Task. Repeat the data that follows, word for word, without the images.

— start Records provided —

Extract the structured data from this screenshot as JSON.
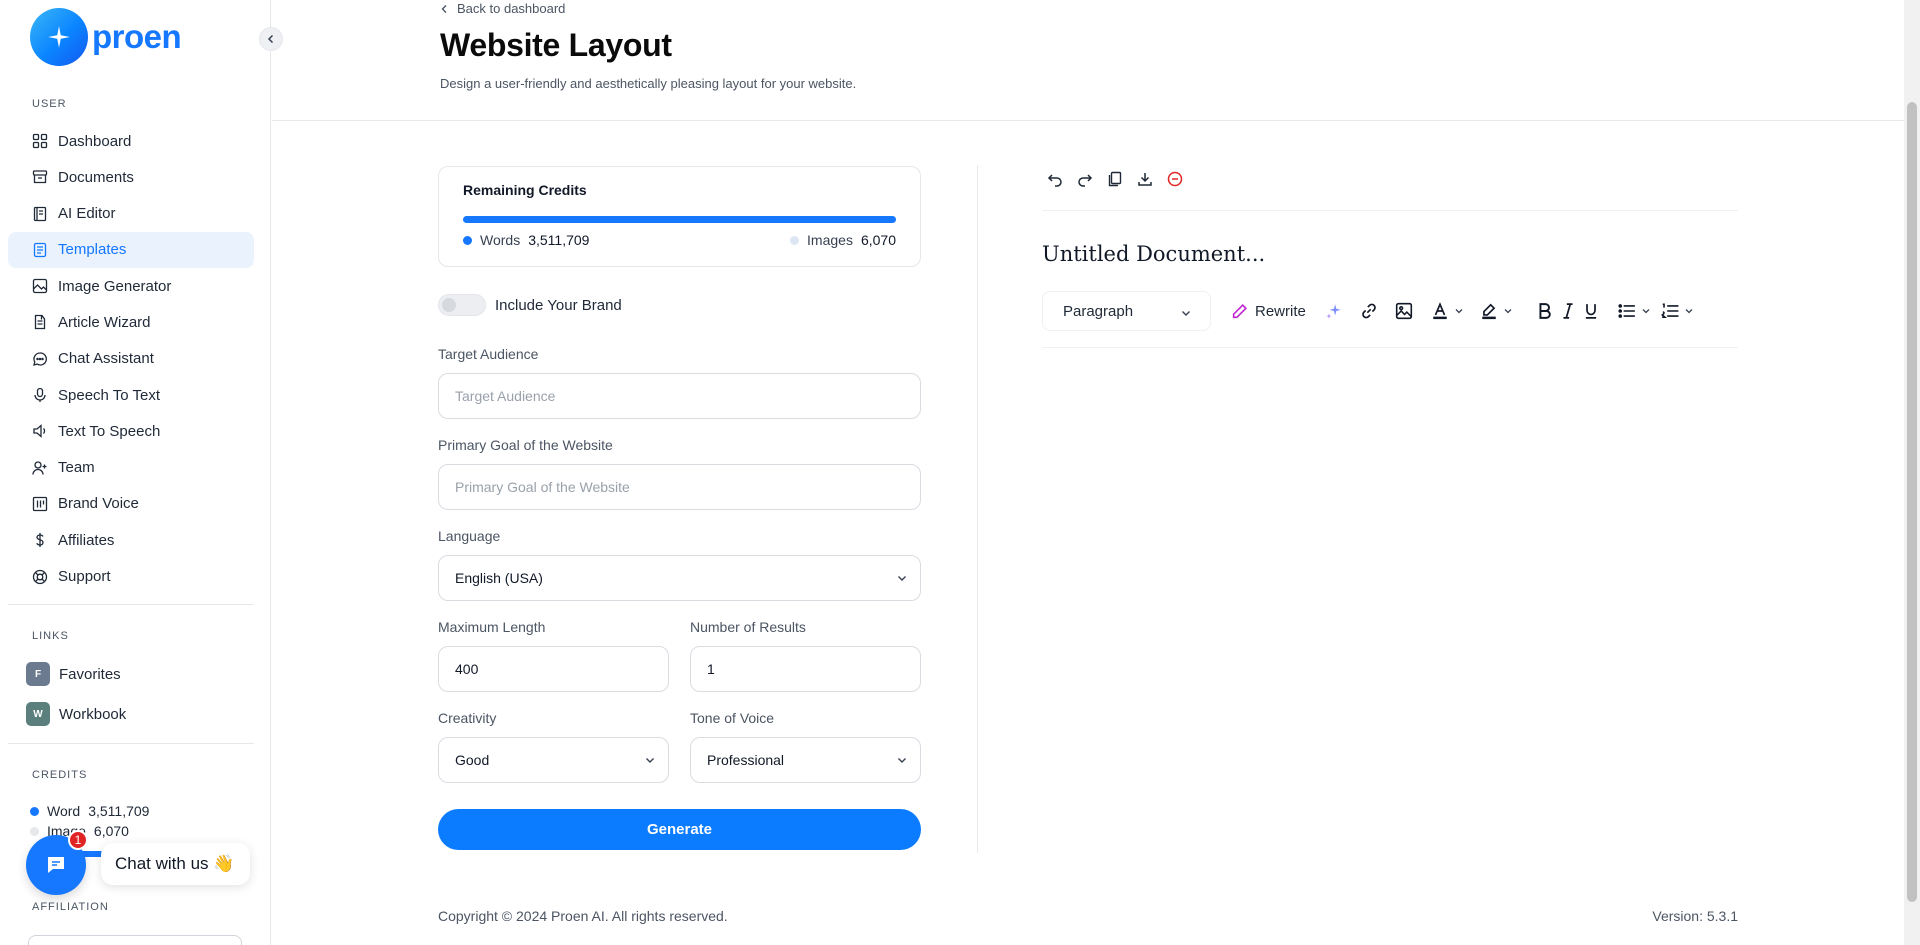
{
  "brand": {
    "name": "proen"
  },
  "sidebar": {
    "user_section": "USER",
    "items": [
      {
        "label": "Dashboard",
        "icon": "grid-icon"
      },
      {
        "label": "Documents",
        "icon": "archive-icon"
      },
      {
        "label": "AI Editor",
        "icon": "book-icon"
      },
      {
        "label": "Templates",
        "icon": "document-icon",
        "active": true
      },
      {
        "label": "Image Generator",
        "icon": "image-icon"
      },
      {
        "label": "Article Wizard",
        "icon": "article-icon"
      },
      {
        "label": "Chat Assistant",
        "icon": "chat-icon"
      },
      {
        "label": "Speech To Text",
        "icon": "microphone-icon"
      },
      {
        "label": "Text To Speech",
        "icon": "speaker-icon"
      },
      {
        "label": "Team",
        "icon": "user-plus-icon"
      },
      {
        "label": "Brand Voice",
        "icon": "columns-icon"
      },
      {
        "label": "Affiliates",
        "icon": "dollar-icon"
      },
      {
        "label": "Support",
        "icon": "lifebuoy-icon"
      }
    ],
    "links_section": "LINKS",
    "links": [
      {
        "initial": "F",
        "label": "Favorites",
        "color": "#6b7a8f"
      },
      {
        "initial": "W",
        "label": "Workbook",
        "color": "#5b7f7c"
      }
    ],
    "credits_section": "CREDITS",
    "credits": {
      "word_label": "Word",
      "word_value": "3,511,709",
      "image_label": "Image",
      "image_value": "6,070"
    },
    "affiliation_section": "AFFILIATION"
  },
  "chat": {
    "label": "Chat with us 👋",
    "badge": "1"
  },
  "header": {
    "back_label": "Back to dashboard",
    "title": "Website Layout",
    "subtitle": "Design a user-friendly and aesthetically pleasing layout for your website."
  },
  "form": {
    "credits": {
      "title": "Remaining Credits",
      "words_label": "Words",
      "words_value": "3,511,709",
      "images_label": "Images",
      "images_value": "6,070"
    },
    "brand_toggle": {
      "label": "Include Your Brand",
      "on": false
    },
    "target_audience": {
      "label": "Target Audience",
      "placeholder": "Target Audience",
      "value": ""
    },
    "primary_goal": {
      "label": "Primary Goal of the Website",
      "placeholder": "Primary Goal of the Website",
      "value": ""
    },
    "language": {
      "label": "Language",
      "value": "English (USA)"
    },
    "max_length": {
      "label": "Maximum Length",
      "value": "400"
    },
    "num_results": {
      "label": "Number of Results",
      "value": "1"
    },
    "creativity": {
      "label": "Creativity",
      "value": "Good"
    },
    "tone": {
      "label": "Tone of Voice",
      "value": "Professional"
    },
    "generate_label": "Generate"
  },
  "editor": {
    "doc_title": "Untitled Document...",
    "paragraph_select": "Paragraph",
    "rewrite_label": "Rewrite"
  },
  "footer": {
    "copyright": "Copyright © 2024 Proen AI. All rights reserved.",
    "version": "Version: 5.3.1"
  },
  "colors": {
    "accent": "#1677ff",
    "active_bg": "#eaf3fd",
    "danger": "#e02424"
  }
}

— end Records provided —

Written reply.
Extract the structured data from this screenshot as JSON.
{
  "brand": {
    "name": "proen"
  },
  "sidebar": {
    "user_section": "USER",
    "items": [
      {
        "label": "Dashboard",
        "icon": "grid-icon"
      },
      {
        "label": "Documents",
        "icon": "archive-icon"
      },
      {
        "label": "AI Editor",
        "icon": "book-icon"
      },
      {
        "label": "Templates",
        "icon": "document-icon",
        "active": true
      },
      {
        "label": "Image Generator",
        "icon": "image-icon"
      },
      {
        "label": "Article Wizard",
        "icon": "article-icon"
      },
      {
        "label": "Chat Assistant",
        "icon": "chat-icon"
      },
      {
        "label": "Speech To Text",
        "icon": "microphone-icon"
      },
      {
        "label": "Text To Speech",
        "icon": "speaker-icon"
      },
      {
        "label": "Team",
        "icon": "user-plus-icon"
      },
      {
        "label": "Brand Voice",
        "icon": "columns-icon"
      },
      {
        "label": "Affiliates",
        "icon": "dollar-icon"
      },
      {
        "label": "Support",
        "icon": "lifebuoy-icon"
      }
    ],
    "links_section": "LINKS",
    "links": [
      {
        "initial": "F",
        "label": "Favorites",
        "color": "#6b7a8f"
      },
      {
        "initial": "W",
        "label": "Workbook",
        "color": "#5b7f7c"
      }
    ],
    "credits_section": "CREDITS",
    "credits": {
      "word_label": "Word",
      "word_value": "3,511,709",
      "image_label": "Image",
      "image_value": "6,070"
    },
    "affiliation_section": "AFFILIATION"
  },
  "chat": {
    "label": "Chat with us 👋",
    "badge": "1"
  },
  "header": {
    "back_label": "Back to dashboard",
    "title": "Website Layout",
    "subtitle": "Design a user-friendly and aesthetically pleasing layout for your website."
  },
  "form": {
    "credits": {
      "title": "Remaining Credits",
      "words_label": "Words",
      "words_value": "3,511,709",
      "images_label": "Images",
      "images_value": "6,070"
    },
    "brand_toggle": {
      "label": "Include Your Brand",
      "on": false
    },
    "target_audience": {
      "label": "Target Audience",
      "placeholder": "Target Audience",
      "value": ""
    },
    "primary_goal": {
      "label": "Primary Goal of the Website",
      "placeholder": "Primary Goal of the Website",
      "value": ""
    },
    "language": {
      "label": "Language",
      "value": "English (USA)"
    },
    "max_length": {
      "label": "Maximum Length",
      "value": "400"
    },
    "num_results": {
      "label": "Number of Results",
      "value": "1"
    },
    "creativity": {
      "label": "Creativity",
      "value": "Good"
    },
    "tone": {
      "label": "Tone of Voice",
      "value": "Professional"
    },
    "generate_label": "Generate"
  },
  "editor": {
    "doc_title": "Untitled Document...",
    "paragraph_select": "Paragraph",
    "rewrite_label": "Rewrite"
  },
  "footer": {
    "copyright": "Copyright © 2024 Proen AI. All rights reserved.",
    "version": "Version: 5.3.1"
  },
  "colors": {
    "accent": "#1677ff",
    "active_bg": "#eaf3fd",
    "danger": "#e02424"
  }
}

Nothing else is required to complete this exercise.